§ **Text block**:
__________________________________________________

# Efficiency Measurement for Effective Stress Management in Heterogeneous 2-D Mesh Processor

Arashdeep Singh Assistant. Prof. LLRIET, Moga Sunny Behal Assistant. Prof. SBSSTC, Ferozepur Ankit Arora Assistant Prof. LLRIET, Moga

# ABSTRACT

Multi-Processor interconnection with varying speed is a great attempt in massive parallel processors. Such types of distributed cluster along with heterogeneous behavior will requires vast amount of scheduling efforts. Complexity increases as scheduler has to detect dynamic characteristics of the processors. Parallel schedulers are implemented in cluster technology for job assignment and placement. Further, core processor technology will provide a greater endeavor for load balancing. This research covers heterogeneous multiprocessors with 2-D mesh interconnection mapped to cube oriented memory mesh for job allocation and distribution. The job distribution will be based upon processor cycle speed. A two dimensional job slice is build, which in later stages along with many other slices overlapped to exhibit memory cube.

#### **General Terms**

Heterogeneous Processor Mesh, Memory Slice, Scheduling, Workload Distribution, Efficiency Degradation.

## **Keywords**

Load Steadiness, Processor Cycle Speed, Efficiency Measurements, Dynamic Distribution Characteristics, Stress Management.

# **1. INTRODUCTION**

Integrated hardware design for multiprocessor systems covers complex algorithmic structures and varied number of processing elements. Parallel hardware integration starts due to the uniprocessor limited speed and modern demands of real time computation intensive workload. Chip level computing is one way to achieve the parallel computation leading towards multi-core integration[5]. Application scenarios over multiprocessor systems must incorporate parallel behavior. Such cover multiple processing application designs modules/threads which can be distributed and executed without any interference among them. Although, scheduling jobs or their distribution policy implementation is a very tricky task. An efficient scheduling mechanisms will provides an effective utilization of multiprocessor hardware with major aim is to exploit the machine efficiency. On board multiprocessor hardware usually covers homogeneous processor interconnection. Intel provides RISC based multiprocessor Intel paragon IPSC/860 with 2-D mesh architecture covers thousands of processor nodes [6]. Similarly CDC 6600 from control Data Corporation operates with 128 processor nodes on hypercube. On board heterogeneous multiprocessor are under consideration. Dynamic scheduling against heterogeneous hardware is a way to characterized application workload. This research deals with heterogeneous processor simulation covering job distribution with assumption that allocation well approximates after estimating processor frequency speed [9][12].

# 2. OBJECTIVE

Intention to develop multiprocessor simulation along with heterogeneity is to normalize the workload distribution, rather than to cure load balancing aspects after distribution has been takes place [1]. Such efforts will consume much of the processor time on the behalf of the task adjustment and placement. Further the study behind the current experiment is to create mesh based processor interconnection mapped to 2-D memory job slice. Each two dimensional job slice arranged according to processor efficiency estimation by measuring present processor load and frequency cycles. Parallel allocation takes place with overlapped multiple memory slices.

__________________________________________________

§ **Tasks**:
(a) Output the passage of the mesh processor paper between "Intention to develop" and "multiple memory slices.", inclusive.
(b) According to the mesh processor paper, how many processor nodes does the CDC 6600 operate with, and on what interconnection?
(c) Resume the mesh processor paper, starting after its final sentence.

__________________________________________________

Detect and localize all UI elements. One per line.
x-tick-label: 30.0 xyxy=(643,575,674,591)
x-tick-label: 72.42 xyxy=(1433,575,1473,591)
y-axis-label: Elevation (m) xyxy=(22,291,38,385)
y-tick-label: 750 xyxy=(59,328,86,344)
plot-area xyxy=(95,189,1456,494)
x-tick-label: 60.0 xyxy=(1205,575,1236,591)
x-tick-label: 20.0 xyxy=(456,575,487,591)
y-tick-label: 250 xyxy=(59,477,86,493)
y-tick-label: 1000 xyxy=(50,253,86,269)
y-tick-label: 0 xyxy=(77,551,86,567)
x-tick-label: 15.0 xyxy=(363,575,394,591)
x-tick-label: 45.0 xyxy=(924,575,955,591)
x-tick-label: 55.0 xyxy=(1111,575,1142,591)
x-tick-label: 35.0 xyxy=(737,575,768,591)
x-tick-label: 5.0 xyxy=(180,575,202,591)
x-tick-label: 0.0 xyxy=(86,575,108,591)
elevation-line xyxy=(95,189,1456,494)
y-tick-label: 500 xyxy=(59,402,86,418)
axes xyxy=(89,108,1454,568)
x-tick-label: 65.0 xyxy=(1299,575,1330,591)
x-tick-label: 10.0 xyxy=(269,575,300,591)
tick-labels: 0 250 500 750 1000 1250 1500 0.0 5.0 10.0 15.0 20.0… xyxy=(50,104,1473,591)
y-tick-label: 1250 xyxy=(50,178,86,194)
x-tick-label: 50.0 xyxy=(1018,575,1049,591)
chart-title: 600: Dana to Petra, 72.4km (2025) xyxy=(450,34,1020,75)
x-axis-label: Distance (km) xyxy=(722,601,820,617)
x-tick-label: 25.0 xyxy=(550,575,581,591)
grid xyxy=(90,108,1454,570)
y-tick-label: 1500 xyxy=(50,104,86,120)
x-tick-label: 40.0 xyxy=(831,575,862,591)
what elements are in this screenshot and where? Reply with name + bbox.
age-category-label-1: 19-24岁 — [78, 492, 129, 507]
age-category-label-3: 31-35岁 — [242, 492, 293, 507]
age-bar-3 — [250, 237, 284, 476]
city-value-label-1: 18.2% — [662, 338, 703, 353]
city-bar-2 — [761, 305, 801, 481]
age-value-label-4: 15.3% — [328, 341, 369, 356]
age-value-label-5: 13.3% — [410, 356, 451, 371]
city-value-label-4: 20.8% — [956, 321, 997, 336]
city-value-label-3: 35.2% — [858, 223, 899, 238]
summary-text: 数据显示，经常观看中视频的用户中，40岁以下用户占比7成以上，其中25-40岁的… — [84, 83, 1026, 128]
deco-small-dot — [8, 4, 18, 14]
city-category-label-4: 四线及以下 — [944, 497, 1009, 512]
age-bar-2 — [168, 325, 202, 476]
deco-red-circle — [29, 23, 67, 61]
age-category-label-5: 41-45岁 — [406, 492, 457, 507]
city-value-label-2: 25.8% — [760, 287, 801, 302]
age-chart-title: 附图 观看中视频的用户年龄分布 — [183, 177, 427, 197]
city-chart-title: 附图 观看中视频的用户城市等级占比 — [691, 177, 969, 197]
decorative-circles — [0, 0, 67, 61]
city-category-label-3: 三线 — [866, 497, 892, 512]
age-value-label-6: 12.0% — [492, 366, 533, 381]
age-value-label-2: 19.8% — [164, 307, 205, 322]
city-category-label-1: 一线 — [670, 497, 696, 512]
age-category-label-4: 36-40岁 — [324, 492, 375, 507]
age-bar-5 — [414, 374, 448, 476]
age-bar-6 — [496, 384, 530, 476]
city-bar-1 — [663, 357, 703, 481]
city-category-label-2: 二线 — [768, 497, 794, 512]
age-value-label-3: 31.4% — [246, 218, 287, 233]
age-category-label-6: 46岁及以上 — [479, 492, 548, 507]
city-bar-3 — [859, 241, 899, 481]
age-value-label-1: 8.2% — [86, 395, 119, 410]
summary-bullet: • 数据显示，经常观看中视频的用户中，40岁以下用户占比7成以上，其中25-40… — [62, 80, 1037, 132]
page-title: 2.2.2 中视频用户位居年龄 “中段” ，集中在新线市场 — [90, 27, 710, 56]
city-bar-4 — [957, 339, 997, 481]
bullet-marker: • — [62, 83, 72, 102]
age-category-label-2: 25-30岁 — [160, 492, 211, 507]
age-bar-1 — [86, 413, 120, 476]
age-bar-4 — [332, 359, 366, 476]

__________________________________________________

§ **Outputs**:
(a)
Intention to develop multiprocessor simulation along with heterogeneity is to normalize the workload distribution, rather than to cure load balancing aspects after distribution has been takes place [1]. Such efforts will consume much of the processor time on the behalf of the task adjustment and placement. Further the study behind the current experiment is to create mesh based processor interconnection mapped to 2-D memory job slice. Each two dimensional job slice arranged according to processor efficiency estimation by measuring present processor load and frequency cycles. Parallel allocation takes place with overlapped multiple memory slices.

(b) It operates with 128 processor nodes on a hypercube.

(c)
# 3. RELATED WORK

Existing literature about frequency based experiments illustrates uniform single core processors where each processor carries their individual cycle speed covering real time workload characterization [4]. Based upon metric measurements the workload will be distributed to intended processor best suited to current application. Further the experiments cover multi-core multiprocessors [10], where each core speed will be considered as basic scheduling factor in job distribution. Ultimate idea of core technology development is to balance the processor mass (in terms of workload) over their underlying sub-cores. Further the experiment in this research will generate two dimensional job slices overlapped with one another to produce cube like structure as described earlier, where each slice mapped downwardly over to processor mesh.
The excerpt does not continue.